§ What you will do
Copy out the lines of the material from the line with "freq-option-433[interactable]: 433: [558, 185, 682, 199]" to the line with "central-thumbnail: [161, 283, 193, 309]", both included, with no changes.

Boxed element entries

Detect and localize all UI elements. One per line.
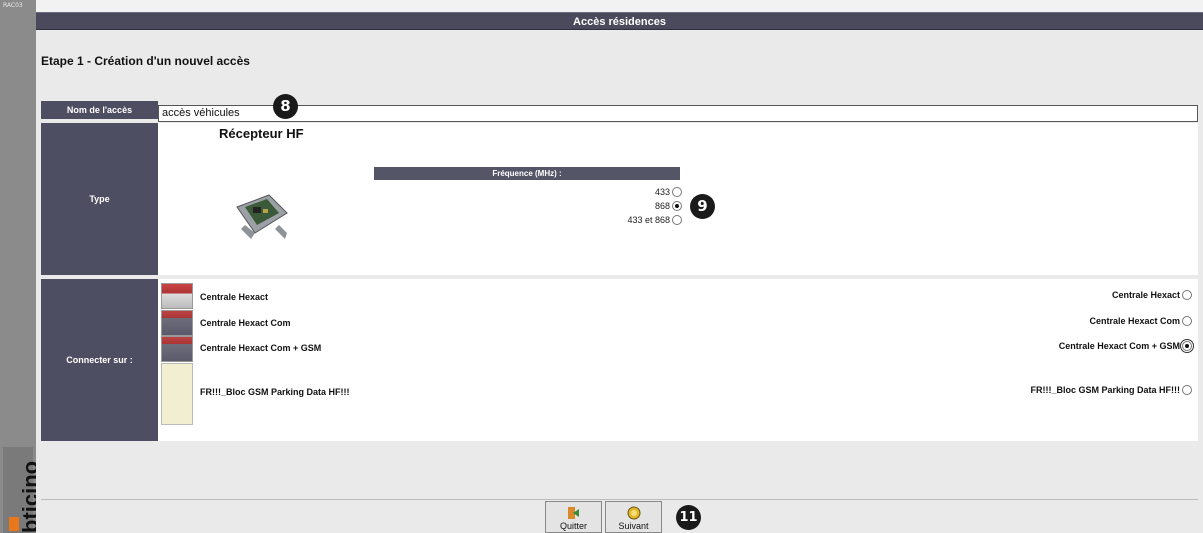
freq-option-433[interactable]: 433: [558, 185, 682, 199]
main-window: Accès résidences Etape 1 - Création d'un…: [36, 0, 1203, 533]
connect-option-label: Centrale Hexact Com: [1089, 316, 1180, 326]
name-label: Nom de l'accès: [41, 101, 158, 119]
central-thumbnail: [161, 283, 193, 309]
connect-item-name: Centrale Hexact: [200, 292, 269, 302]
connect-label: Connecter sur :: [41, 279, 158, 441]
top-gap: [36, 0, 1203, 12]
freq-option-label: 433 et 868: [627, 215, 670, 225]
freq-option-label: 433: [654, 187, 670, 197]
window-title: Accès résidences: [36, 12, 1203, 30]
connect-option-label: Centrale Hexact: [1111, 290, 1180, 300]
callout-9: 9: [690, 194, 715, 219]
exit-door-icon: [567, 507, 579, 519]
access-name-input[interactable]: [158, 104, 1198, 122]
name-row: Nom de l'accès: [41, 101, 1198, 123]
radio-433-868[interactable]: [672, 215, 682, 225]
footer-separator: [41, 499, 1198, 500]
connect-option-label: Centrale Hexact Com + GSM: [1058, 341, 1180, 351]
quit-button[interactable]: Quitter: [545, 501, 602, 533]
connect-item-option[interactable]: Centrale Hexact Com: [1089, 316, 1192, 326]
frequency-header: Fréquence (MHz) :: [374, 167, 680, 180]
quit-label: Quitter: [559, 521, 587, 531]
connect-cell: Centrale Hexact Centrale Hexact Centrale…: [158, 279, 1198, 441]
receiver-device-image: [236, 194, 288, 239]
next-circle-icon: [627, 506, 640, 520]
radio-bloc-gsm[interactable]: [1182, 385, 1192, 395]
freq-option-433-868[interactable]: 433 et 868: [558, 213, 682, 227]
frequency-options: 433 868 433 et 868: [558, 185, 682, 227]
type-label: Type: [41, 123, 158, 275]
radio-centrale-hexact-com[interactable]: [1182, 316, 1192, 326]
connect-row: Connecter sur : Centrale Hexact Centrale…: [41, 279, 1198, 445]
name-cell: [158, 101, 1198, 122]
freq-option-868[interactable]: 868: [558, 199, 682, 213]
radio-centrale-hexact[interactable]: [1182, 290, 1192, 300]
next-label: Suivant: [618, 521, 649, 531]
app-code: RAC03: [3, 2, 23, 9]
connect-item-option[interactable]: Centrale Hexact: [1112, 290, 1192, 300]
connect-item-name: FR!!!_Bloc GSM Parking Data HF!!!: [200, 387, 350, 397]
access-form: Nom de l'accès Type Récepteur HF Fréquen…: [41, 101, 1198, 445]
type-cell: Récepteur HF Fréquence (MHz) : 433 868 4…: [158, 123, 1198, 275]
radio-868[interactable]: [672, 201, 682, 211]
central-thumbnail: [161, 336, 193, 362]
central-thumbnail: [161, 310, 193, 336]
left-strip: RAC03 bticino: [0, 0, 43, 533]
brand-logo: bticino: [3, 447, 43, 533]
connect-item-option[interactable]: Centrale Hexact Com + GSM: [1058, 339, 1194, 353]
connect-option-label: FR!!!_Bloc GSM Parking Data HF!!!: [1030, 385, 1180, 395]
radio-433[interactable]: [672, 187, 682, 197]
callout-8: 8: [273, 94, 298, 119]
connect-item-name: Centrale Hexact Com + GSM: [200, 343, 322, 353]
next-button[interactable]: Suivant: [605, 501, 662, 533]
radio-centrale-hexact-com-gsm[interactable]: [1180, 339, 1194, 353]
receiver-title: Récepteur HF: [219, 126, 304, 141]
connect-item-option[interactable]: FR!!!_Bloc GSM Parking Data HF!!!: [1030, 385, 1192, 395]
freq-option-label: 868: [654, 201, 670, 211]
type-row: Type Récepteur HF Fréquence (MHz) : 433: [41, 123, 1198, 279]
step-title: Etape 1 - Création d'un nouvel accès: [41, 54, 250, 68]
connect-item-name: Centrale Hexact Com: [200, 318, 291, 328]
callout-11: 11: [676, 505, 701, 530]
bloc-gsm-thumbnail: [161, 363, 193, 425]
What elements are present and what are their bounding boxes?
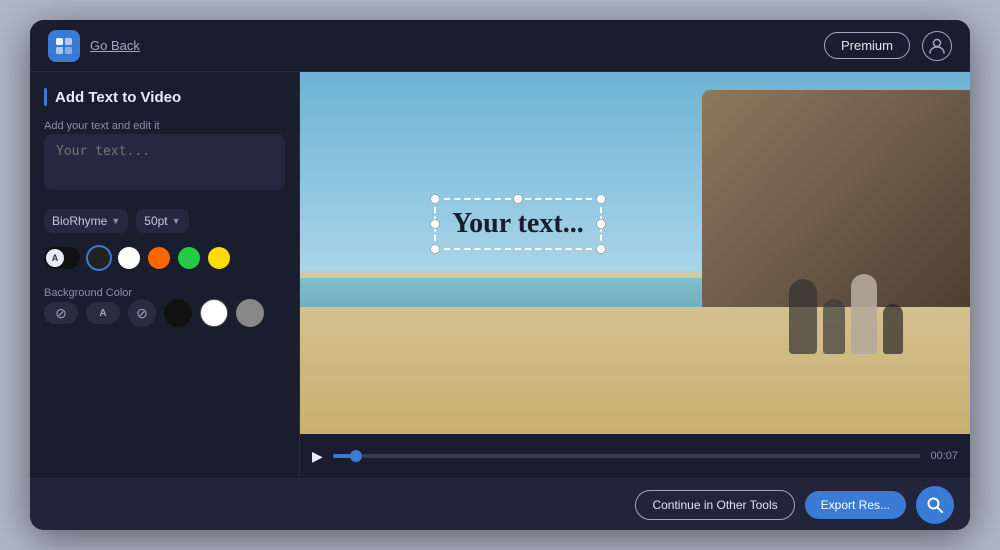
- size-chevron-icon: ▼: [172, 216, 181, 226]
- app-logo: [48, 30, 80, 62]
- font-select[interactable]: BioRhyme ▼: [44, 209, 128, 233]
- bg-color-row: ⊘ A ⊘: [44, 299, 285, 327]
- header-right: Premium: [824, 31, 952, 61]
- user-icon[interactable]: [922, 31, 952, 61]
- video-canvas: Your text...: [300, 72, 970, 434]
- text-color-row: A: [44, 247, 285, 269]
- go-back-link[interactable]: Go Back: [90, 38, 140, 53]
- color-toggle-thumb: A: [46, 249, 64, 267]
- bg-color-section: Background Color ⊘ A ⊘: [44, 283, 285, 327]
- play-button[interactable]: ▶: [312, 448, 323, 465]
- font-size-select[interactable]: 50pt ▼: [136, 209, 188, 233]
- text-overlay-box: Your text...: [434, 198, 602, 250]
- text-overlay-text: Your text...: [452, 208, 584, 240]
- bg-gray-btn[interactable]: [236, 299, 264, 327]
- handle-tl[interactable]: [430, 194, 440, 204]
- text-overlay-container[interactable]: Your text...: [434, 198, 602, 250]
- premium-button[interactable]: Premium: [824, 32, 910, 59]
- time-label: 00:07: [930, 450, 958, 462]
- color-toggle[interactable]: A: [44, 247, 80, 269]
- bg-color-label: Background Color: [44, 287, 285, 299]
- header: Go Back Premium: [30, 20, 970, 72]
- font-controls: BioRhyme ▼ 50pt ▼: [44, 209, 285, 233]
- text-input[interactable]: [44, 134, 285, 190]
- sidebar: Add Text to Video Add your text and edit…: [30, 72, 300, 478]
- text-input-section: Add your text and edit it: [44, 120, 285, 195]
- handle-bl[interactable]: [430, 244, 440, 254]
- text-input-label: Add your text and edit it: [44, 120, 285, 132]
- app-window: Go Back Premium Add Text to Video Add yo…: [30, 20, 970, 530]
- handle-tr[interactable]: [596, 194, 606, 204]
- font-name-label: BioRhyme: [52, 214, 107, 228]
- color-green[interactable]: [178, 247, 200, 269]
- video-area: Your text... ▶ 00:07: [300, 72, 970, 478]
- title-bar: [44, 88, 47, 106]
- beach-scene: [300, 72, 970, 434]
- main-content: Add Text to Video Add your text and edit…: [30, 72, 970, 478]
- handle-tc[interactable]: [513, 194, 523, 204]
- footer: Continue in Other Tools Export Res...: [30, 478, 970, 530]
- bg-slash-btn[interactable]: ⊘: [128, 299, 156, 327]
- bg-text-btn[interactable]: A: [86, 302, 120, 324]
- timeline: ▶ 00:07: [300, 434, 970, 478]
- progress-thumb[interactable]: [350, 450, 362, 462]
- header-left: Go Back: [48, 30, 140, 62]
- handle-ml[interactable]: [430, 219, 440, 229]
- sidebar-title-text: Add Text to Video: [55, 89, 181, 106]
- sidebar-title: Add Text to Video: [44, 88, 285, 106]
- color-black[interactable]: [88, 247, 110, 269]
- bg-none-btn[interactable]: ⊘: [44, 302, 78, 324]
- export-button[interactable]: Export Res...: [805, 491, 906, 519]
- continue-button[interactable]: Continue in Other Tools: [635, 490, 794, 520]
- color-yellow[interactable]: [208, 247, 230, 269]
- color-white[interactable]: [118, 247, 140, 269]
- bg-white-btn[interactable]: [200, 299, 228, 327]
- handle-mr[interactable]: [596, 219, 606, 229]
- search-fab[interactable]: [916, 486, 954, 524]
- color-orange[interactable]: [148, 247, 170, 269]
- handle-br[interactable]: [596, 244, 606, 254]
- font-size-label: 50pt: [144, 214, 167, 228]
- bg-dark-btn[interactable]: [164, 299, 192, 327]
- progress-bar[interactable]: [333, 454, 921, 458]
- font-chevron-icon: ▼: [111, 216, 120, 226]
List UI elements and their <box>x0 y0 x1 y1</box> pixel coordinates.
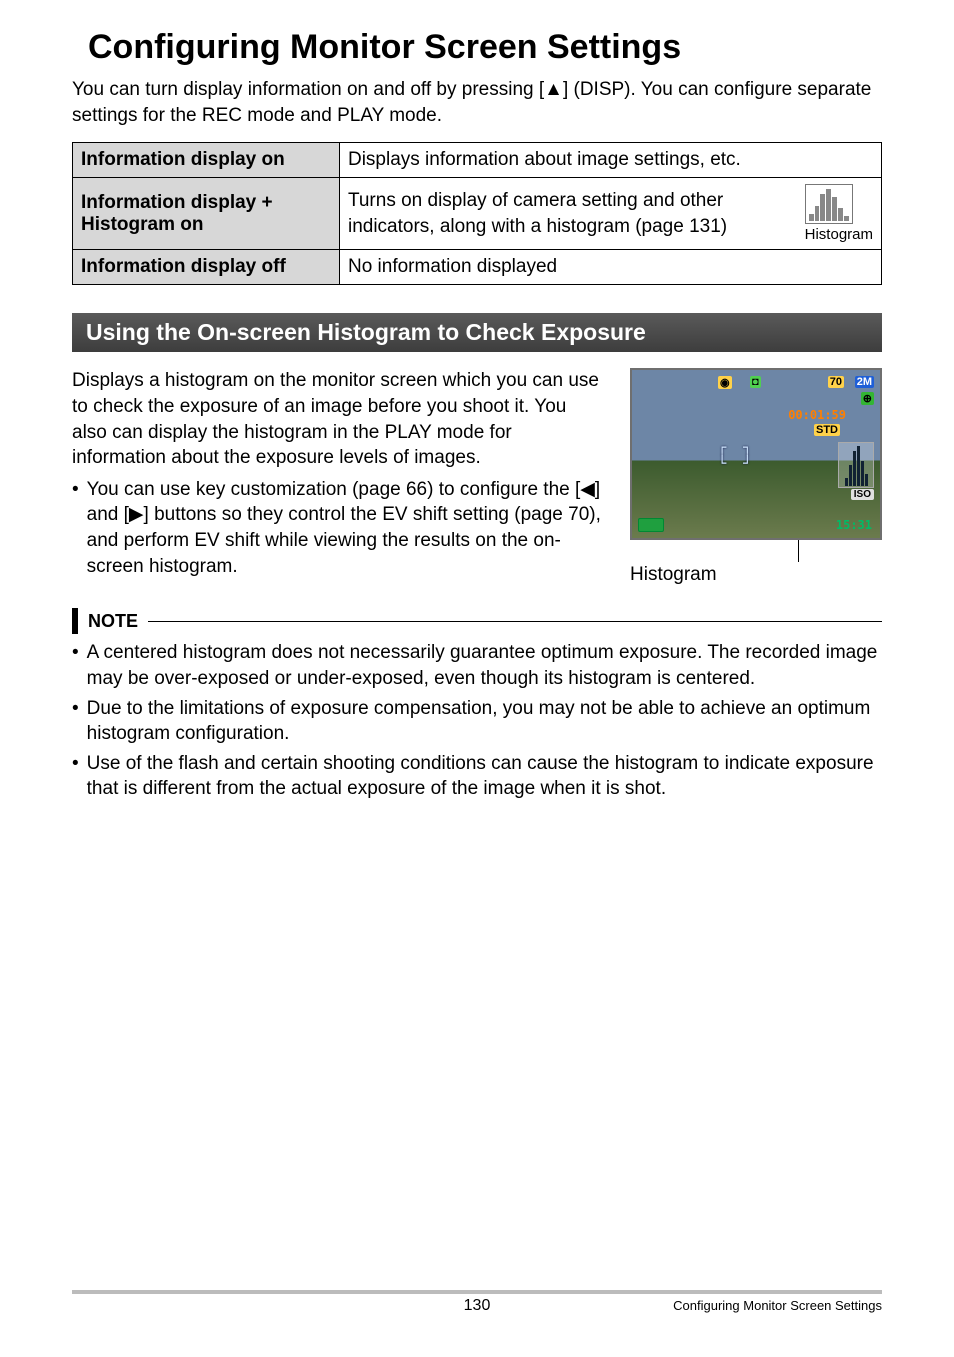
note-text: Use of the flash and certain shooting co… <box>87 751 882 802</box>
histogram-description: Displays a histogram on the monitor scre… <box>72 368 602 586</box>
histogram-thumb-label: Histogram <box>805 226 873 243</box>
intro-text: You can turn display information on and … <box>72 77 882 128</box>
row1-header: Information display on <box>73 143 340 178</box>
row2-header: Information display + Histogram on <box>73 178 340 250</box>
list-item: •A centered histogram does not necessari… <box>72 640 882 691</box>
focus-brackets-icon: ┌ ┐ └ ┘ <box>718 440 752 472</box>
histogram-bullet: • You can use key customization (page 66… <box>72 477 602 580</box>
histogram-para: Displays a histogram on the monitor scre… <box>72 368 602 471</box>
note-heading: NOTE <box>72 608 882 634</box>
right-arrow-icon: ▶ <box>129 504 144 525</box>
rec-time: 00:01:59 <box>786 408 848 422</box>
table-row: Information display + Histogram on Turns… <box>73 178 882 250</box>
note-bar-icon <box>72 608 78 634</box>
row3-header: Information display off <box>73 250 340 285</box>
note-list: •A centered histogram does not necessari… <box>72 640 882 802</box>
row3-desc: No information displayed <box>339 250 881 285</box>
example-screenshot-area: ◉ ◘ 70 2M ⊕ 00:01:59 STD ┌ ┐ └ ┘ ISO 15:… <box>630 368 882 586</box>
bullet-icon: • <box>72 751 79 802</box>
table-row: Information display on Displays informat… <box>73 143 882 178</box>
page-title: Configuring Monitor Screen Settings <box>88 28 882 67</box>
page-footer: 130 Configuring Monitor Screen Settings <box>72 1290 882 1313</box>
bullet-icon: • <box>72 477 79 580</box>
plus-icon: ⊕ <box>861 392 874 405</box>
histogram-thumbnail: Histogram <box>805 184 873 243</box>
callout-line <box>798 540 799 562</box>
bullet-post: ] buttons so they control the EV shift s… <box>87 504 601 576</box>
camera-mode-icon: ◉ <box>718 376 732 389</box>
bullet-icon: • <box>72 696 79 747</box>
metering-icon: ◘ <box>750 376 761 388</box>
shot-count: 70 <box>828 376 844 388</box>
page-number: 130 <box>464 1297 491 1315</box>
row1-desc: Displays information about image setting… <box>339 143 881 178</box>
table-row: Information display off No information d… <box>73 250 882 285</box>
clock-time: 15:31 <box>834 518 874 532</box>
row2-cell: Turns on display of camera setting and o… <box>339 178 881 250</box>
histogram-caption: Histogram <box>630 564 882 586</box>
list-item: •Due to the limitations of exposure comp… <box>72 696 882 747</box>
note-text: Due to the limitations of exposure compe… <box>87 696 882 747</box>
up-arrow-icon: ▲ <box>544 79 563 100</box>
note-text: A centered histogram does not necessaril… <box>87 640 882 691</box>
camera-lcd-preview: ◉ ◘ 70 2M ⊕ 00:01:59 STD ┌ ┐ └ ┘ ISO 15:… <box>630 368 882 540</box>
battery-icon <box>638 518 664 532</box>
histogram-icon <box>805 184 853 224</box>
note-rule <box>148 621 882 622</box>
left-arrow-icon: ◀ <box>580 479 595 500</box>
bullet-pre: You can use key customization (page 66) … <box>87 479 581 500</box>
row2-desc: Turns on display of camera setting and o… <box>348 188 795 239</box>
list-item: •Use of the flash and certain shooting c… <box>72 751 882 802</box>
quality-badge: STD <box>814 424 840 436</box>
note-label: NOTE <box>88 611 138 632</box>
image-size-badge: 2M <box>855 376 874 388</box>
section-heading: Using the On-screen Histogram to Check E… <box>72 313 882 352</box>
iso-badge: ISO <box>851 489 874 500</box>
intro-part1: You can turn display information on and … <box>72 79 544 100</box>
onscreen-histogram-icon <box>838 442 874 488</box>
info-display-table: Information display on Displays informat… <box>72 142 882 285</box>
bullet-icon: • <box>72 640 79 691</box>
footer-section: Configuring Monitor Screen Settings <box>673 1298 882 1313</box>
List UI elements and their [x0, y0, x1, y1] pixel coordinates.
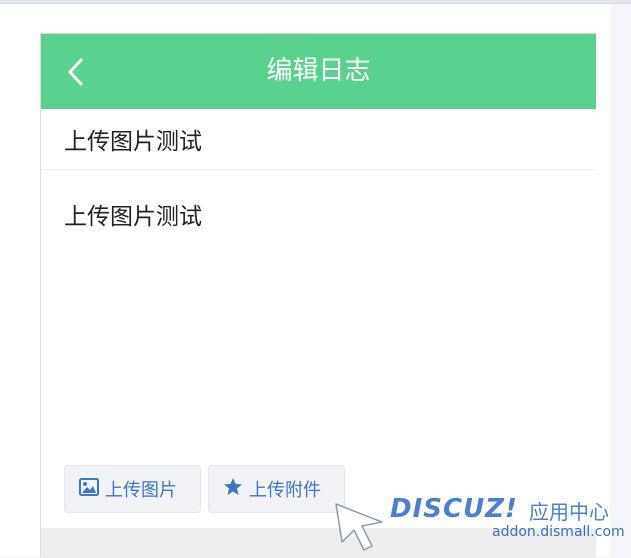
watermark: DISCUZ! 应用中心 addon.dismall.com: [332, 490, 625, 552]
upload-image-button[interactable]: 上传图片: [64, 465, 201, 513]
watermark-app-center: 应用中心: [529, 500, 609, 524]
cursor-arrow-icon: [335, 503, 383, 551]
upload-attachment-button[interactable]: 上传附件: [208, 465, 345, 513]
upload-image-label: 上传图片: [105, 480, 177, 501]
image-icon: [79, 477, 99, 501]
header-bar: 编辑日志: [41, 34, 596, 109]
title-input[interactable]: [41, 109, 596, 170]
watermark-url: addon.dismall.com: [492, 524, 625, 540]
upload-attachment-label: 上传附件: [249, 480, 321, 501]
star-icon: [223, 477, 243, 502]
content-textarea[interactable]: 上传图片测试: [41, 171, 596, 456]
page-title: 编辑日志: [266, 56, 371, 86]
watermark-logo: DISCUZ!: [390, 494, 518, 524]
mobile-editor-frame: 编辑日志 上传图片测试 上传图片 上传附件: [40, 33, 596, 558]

§ Task output
freq-option-433[interactable]: 433: [558, 185, 682, 199]
main-window: Accès résidences Etape 1 - Création d'un…: [36, 0, 1203, 533]
connect-option-label: Centrale Hexact Com: [1089, 316, 1180, 326]
name-label: Nom de l'accès: [41, 101, 158, 119]
central-thumbnail: [161, 283, 193, 309]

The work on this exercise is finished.